* Set task *
Your reply should be one number: the count of lines holding the word "shops".

Data entries:

◆ ◆ ◆ ◆

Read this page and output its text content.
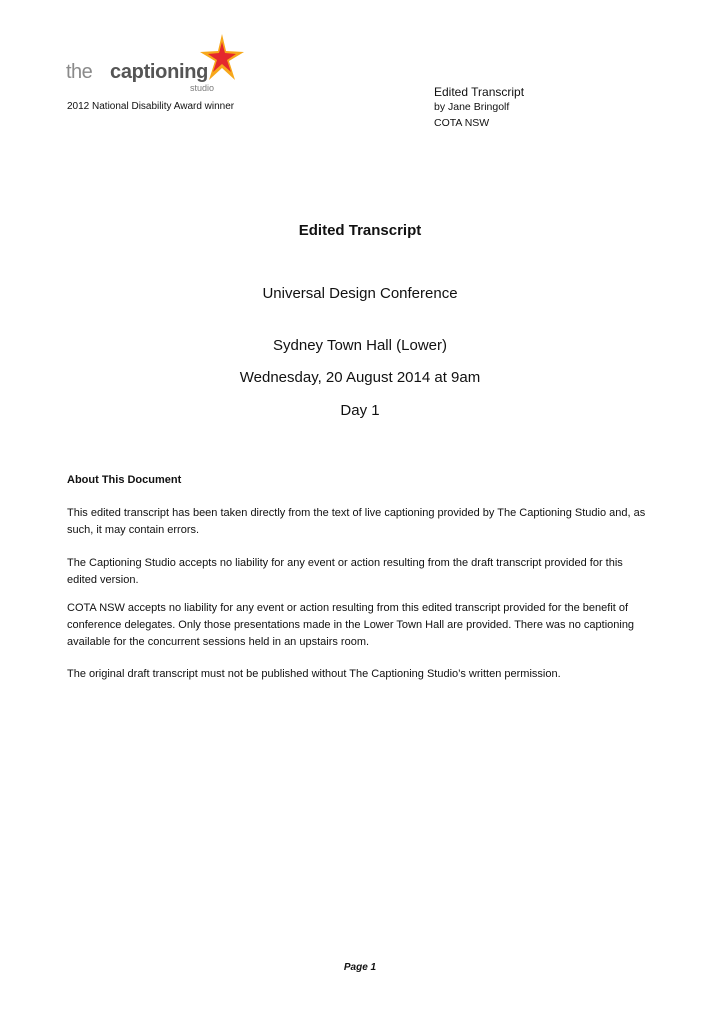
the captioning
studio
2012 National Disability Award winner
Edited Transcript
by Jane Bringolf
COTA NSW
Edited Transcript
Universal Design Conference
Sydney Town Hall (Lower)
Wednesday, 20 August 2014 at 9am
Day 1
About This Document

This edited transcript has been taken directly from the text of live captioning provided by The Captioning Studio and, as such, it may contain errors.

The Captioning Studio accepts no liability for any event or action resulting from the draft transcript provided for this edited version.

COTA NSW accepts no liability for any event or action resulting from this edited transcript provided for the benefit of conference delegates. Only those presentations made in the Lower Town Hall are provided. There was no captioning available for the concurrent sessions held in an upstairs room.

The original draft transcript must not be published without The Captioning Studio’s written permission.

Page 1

◆ ◆ ◆ ◆

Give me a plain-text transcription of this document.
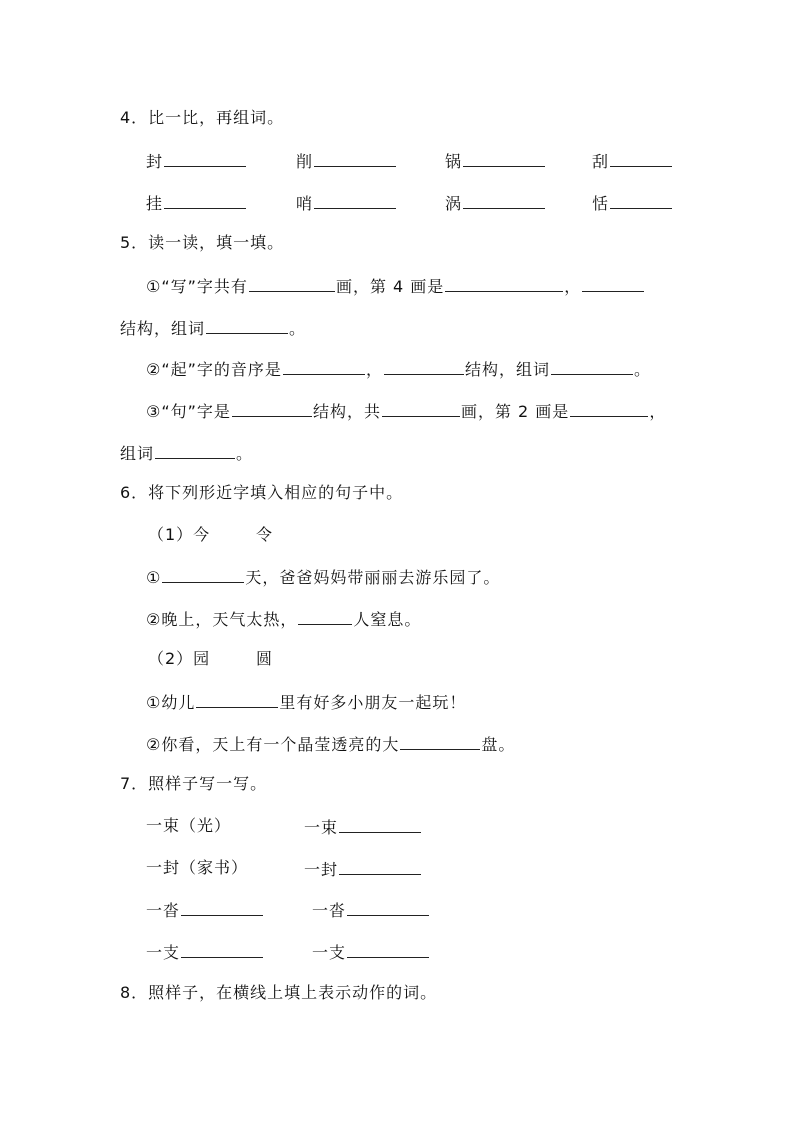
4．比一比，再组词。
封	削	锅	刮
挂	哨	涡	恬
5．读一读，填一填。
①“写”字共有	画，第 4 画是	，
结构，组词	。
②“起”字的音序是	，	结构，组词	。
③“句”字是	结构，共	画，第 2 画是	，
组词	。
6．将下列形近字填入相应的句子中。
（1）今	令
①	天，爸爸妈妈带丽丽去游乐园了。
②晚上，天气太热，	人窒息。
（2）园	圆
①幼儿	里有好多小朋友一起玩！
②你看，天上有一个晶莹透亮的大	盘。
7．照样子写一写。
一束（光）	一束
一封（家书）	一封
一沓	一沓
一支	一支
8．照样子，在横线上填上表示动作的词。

◆ ◆ ◆ ◆

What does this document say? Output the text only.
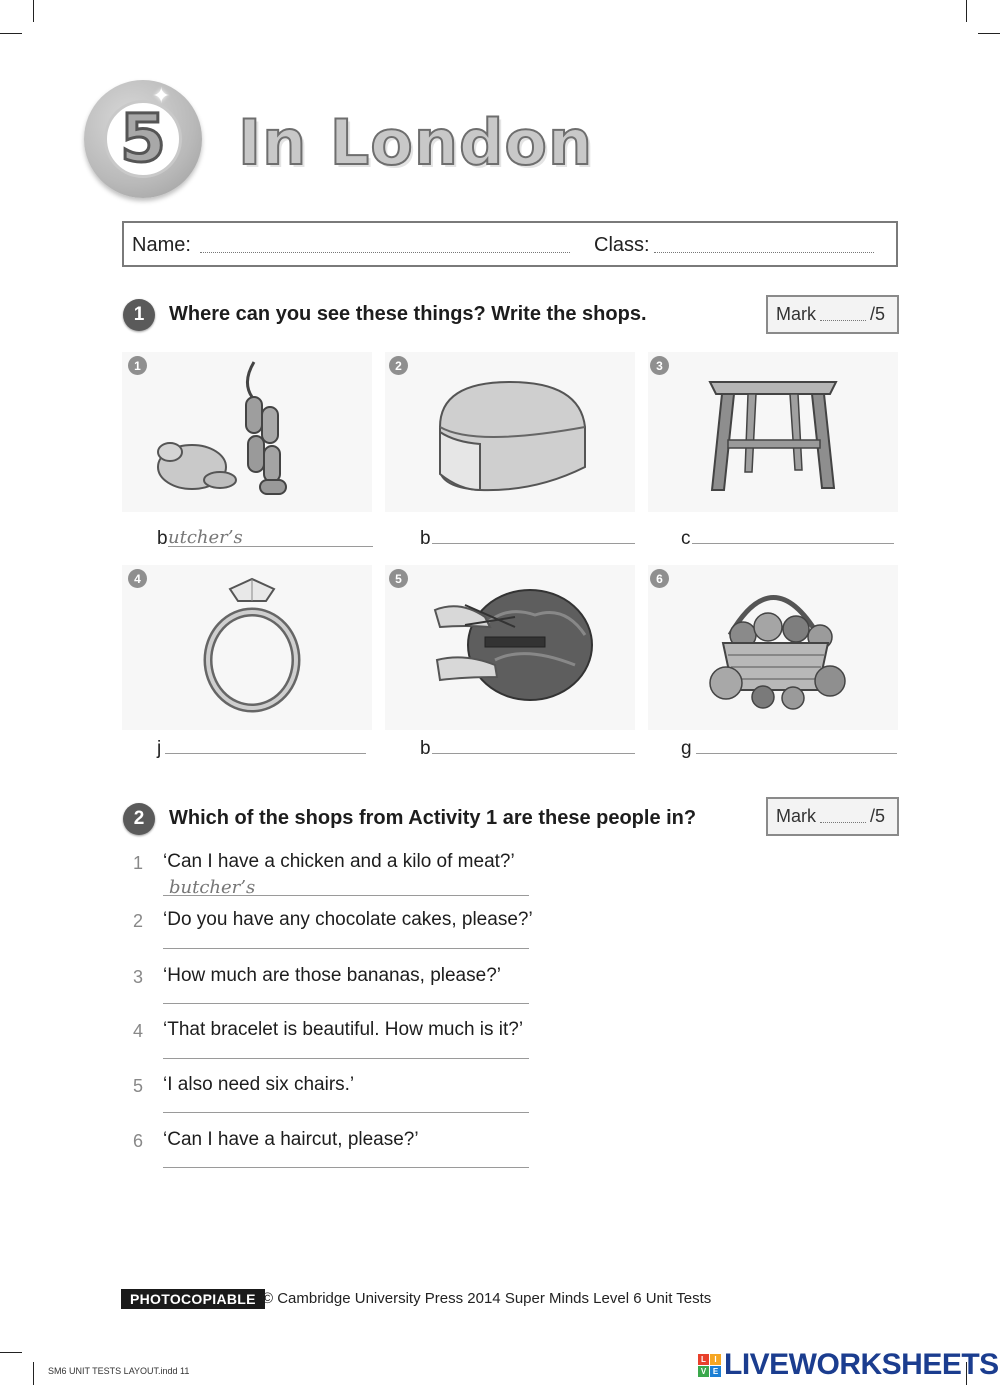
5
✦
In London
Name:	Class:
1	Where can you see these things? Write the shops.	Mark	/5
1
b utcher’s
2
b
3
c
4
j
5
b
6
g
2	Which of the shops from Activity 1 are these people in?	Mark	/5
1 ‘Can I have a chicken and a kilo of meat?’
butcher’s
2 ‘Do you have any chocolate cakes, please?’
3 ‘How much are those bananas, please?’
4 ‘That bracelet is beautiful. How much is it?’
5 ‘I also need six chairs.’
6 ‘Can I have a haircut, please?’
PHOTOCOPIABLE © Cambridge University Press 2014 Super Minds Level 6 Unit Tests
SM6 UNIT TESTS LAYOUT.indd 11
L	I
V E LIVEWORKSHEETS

◆ ◆ ◆ ◆

* Finished exercise *
2